Would you copy each line of the records that includes the word "structured"?

### Excerpted records
BEGIN

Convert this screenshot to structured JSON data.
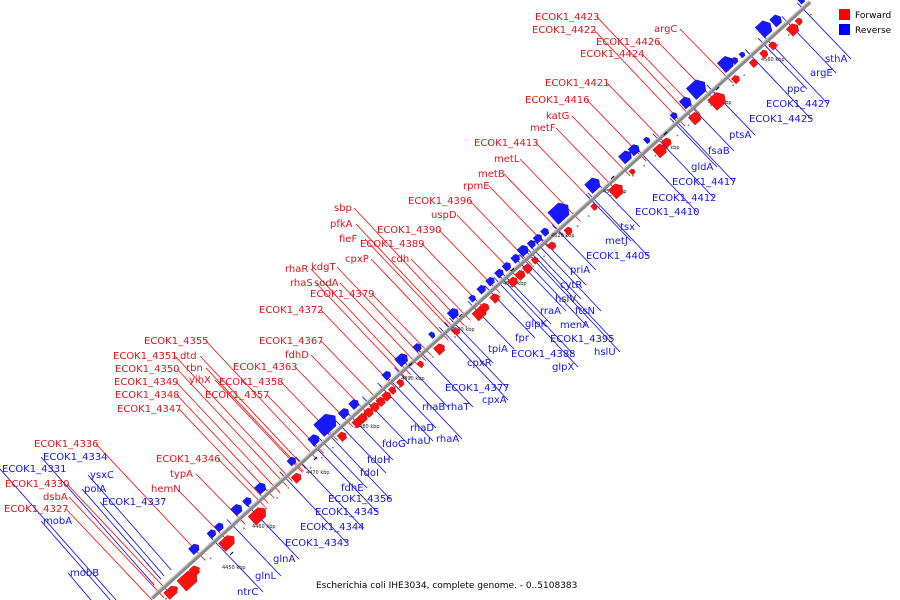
{
  "caption": "Escherichia coli IHE3034, complete genome. - 0..5108383",
  "legend": {
    "forward": {
      "label": "Forward",
      "color": "#ff0000"
    },
    "reverse": {
      "label": "Reverse",
      "color": "#0000ff"
    }
  },
  "ticks": [
    "4450 kbp",
    "4460 kbp",
    "4470 kbp",
    "4480 kbp",
    "4490 kbp",
    "4500 kbp",
    "4510 kbp",
    "4520 kbp",
    "4530 kbp",
    "4540 kbp",
    "4550 kbp",
    "4560 kbp"
  ],
  "forward_labels": [
    "ECOK1_4423",
    "argC",
    "ECOK1_4422",
    "ECOK1_4426",
    "ECOK1_4424",
    "ECOK1_4421",
    "ECOK1_4416",
    "katG",
    "metF",
    "ECOK1_4413",
    "metL",
    "metB",
    "rpmE",
    "ECOK1_4396",
    "uspD",
    "sbp",
    "pfkA",
    "ECOK1_4390",
    "fieF",
    "ECOK1_4389",
    "cpxP",
    "cdh",
    "rhaR",
    "kdgT",
    "rhaS",
    "sodA",
    "ECOK1_4379",
    "ECOK1_4372",
    "ECOK1_4367",
    "fdhD",
    "ECOK1_4355",
    "dtd",
    "ECOK1_4351",
    "rbn",
    "ECOK1_4350",
    "yihX",
    "ECOK1_4363",
    "ECOK1_4349",
    "ECOK1_4358",
    "ECOK1_4348",
    "ECOK1_4357",
    "ECOK1_4347",
    "ECOK1_4336",
    "ECOK1_4346",
    "typA",
    "ECOK1_4330",
    "hemN",
    "dsbA",
    "ECOK1_4327"
  ],
  "reverse_labels": [
    "sthA",
    "argE",
    "ppc",
    "ECOK1_4427",
    "ECOK1_4425",
    "ptsA",
    "fsaB",
    "gldA",
    "ECOK1_4417",
    "ECOK1_4412",
    "ECOK1_4410",
    "tsx",
    "metJ",
    "ECOK1_4405",
    "priA",
    "cytR",
    "hslV",
    "ftsN",
    "rraA",
    "menA",
    "glpK",
    "ECOK1_4395",
    "fpr",
    "hslU",
    "ECOK1_4388",
    "glpX",
    "tpiA",
    "cpxR",
    "ECOK1_4377",
    "cpxA",
    "rhaB",
    "rhaT",
    "rhaD",
    "fdoG",
    "rhaU",
    "rhaA",
    "fdoH",
    "fdoI",
    "fdhE",
    "ECOK1_4356",
    "ECOK1_4345",
    "ECOK1_4344",
    "ECOK1_4343",
    "glnA",
    "glnL",
    "ntrC",
    "ECOK1_4334",
    "ECOK1_4331",
    "ysxC",
    "polA",
    "ECOK1_4337",
    "mobA",
    "mobB"
  ]
}
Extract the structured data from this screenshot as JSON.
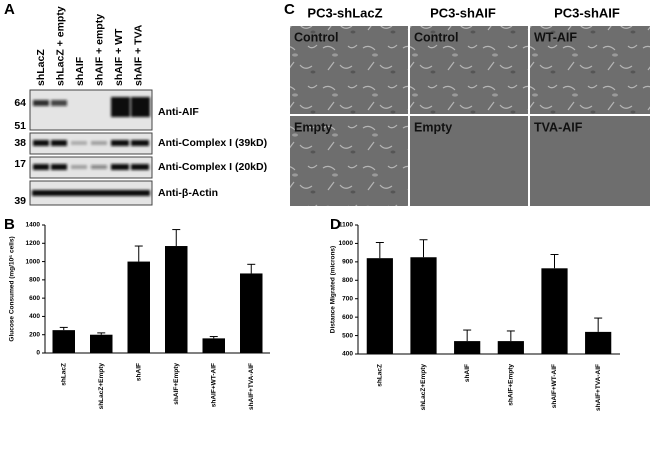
{
  "panel_labels": [
    "A",
    "B",
    "C",
    "D"
  ],
  "blot": {
    "lanes": [
      "shLacZ",
      "shLacZ + empty",
      "shAIF",
      "shAIF + empty",
      "shAIF + WT",
      "shAIF + TVA"
    ],
    "markers": [
      "64",
      "51",
      "38",
      "17",
      "39"
    ],
    "antibodies": [
      "Anti-AIF",
      "Anti-Complex I (39kD)",
      "Anti-Complex I (20kD)",
      "Anti-β-Actin"
    ]
  },
  "micrographs": {
    "columns": [
      "PC3-shLacZ",
      "PC3-shAIF",
      "PC3-shAIF"
    ],
    "labels": [
      [
        "Control",
        "Control",
        "WT-AIF"
      ],
      [
        "Empty",
        "Empty",
        "TVA-AIF"
      ]
    ]
  },
  "chart_data": [
    {
      "type": "bar",
      "ylabel": "Glucose Consumed (mg/10⁶ cells)",
      "categories": [
        "shLacZ",
        "shLacZ+Empty",
        "shAIF",
        "shAIF+Empty",
        "shAIF+WT-AIF",
        "shAIF+TVA-AIF"
      ],
      "values": [
        250,
        200,
        1000,
        1170,
        160,
        870
      ],
      "errors": [
        30,
        20,
        170,
        180,
        20,
        100
      ],
      "color": "#000000",
      "ylim": [
        0,
        1400
      ],
      "yticks": [
        0,
        200,
        400,
        600,
        800,
        1000,
        1200,
        1400
      ]
    },
    {
      "type": "bar",
      "ylabel": "Distance Migrated (microns)",
      "categories": [
        "shLacZ",
        "shLacZ+Empty",
        "shAIF",
        "shAIF+Empty",
        "shAIF+WT-AIF",
        "shAIF+TVA-AIF"
      ],
      "values": [
        920,
        925,
        470,
        470,
        865,
        520
      ],
      "errors": [
        85,
        95,
        60,
        55,
        75,
        75
      ],
      "color": "#000000",
      "ylim": [
        400,
        1100
      ],
      "yticks": [
        400,
        500,
        600,
        700,
        800,
        900,
        1000,
        1100
      ]
    }
  ]
}
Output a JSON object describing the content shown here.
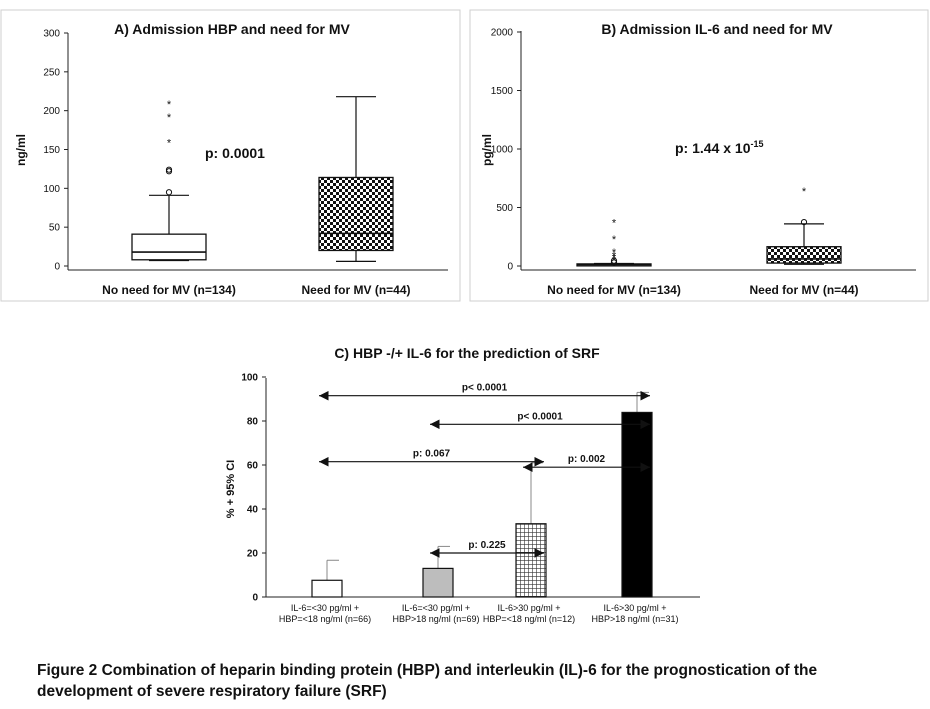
{
  "figure": {
    "caption": "Figure 2 Combination of heparin binding protein (HBP) and interleukin (IL)-6 for the prognostication of the development of severe respiratory failure (SRF)"
  },
  "colors": {
    "axis": "#222222",
    "text": "#111111",
    "box_fill": "#ffffff"
  },
  "chart_data": [
    {
      "id": "A",
      "type": "box",
      "title": "A) Admission HBP and need for MV",
      "ylabel": "ng/ml",
      "ylim": [
        0,
        300
      ],
      "yticks": [
        "0",
        "50",
        "100",
        "150",
        "200",
        "250",
        "300"
      ],
      "categories": [
        "No need for MV (n=134)",
        "Need for MV (n=44)"
      ],
      "annotation": "p: 0.0001",
      "boxes": [
        {
          "whisker_low": 7,
          "q1": 8,
          "median": 18,
          "q3": 41,
          "whisker_high": 91,
          "outliers": [
            95,
            122,
            124,
            160,
            193,
            210
          ],
          "pattern": "plain"
        },
        {
          "whisker_low": 6,
          "q1": 20,
          "median": 42,
          "q3": 114,
          "whisker_high": 218,
          "outliers": [],
          "pattern": "check"
        }
      ]
    },
    {
      "id": "B",
      "type": "box",
      "title": "B) Admission IL-6 and need for MV",
      "ylabel": "pg/ml",
      "ylim": [
        0,
        2000
      ],
      "yticks": [
        "0",
        "500",
        "1000",
        "1500",
        "2000"
      ],
      "categories": [
        "No need for MV (n=134)",
        "Need for MV (n=44)"
      ],
      "annotation": "p: 1.44 x 10",
      "annotation_sup": "-15",
      "boxes": [
        {
          "whisker_low": 2,
          "q1": 5,
          "median": 12,
          "q3": 18,
          "whisker_high": 22,
          "outliers": [
            30,
            45,
            60,
            80,
            100,
            130,
            240,
            380
          ],
          "pattern": "plain"
        },
        {
          "whisker_low": 15,
          "q1": 25,
          "median": 60,
          "q3": 165,
          "whisker_high": 360,
          "outliers": [
            375,
            650
          ],
          "pattern": "check"
        }
      ]
    },
    {
      "id": "C",
      "type": "bar",
      "title": "C) HBP -/+ IL-6 for the prediction of SRF",
      "ylabel": "% + 95% CI",
      "ylim": [
        0,
        100
      ],
      "yticks": [
        "0",
        "20",
        "40",
        "60",
        "80",
        "100"
      ],
      "categories": [
        [
          "IL-6=<30 pg/ml +",
          "HBP=<18 ng/ml (n=66)"
        ],
        [
          "IL-6=<30 pg/ml +",
          "HBP>18 ng/ml (n=69)"
        ],
        [
          "IL-6>30 pg/ml +",
          "HBP=<18 ng/ml (n=12)"
        ],
        [
          "IL-6>30 pg/ml +",
          "HBP>18 ng/ml (n=31)"
        ]
      ],
      "values": [
        7.6,
        13.0,
        33.3,
        83.9
      ],
      "ci_upper": [
        16.7,
        23.0,
        61.0,
        93.0
      ],
      "fills": [
        "white",
        "grey",
        "grid",
        "black"
      ],
      "comparisons": [
        {
          "from": 0,
          "to": 3,
          "level": 91.5,
          "label": "p< 0.0001"
        },
        {
          "from": 1,
          "to": 3,
          "level": 78.5,
          "label": "p< 0.0001"
        },
        {
          "from": 0,
          "to": 2,
          "level": 61.5,
          "label": "p: 0.067"
        },
        {
          "from": 2,
          "to": 3,
          "level": 59.0,
          "label": "p: 0.002"
        },
        {
          "from": 1,
          "to": 2,
          "level": 20.0,
          "label": "p: 0.225"
        }
      ]
    }
  ]
}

END

### Task response
Convert this screenshot to structured JSON data.
Extract the structured data from this screenshot as JSON.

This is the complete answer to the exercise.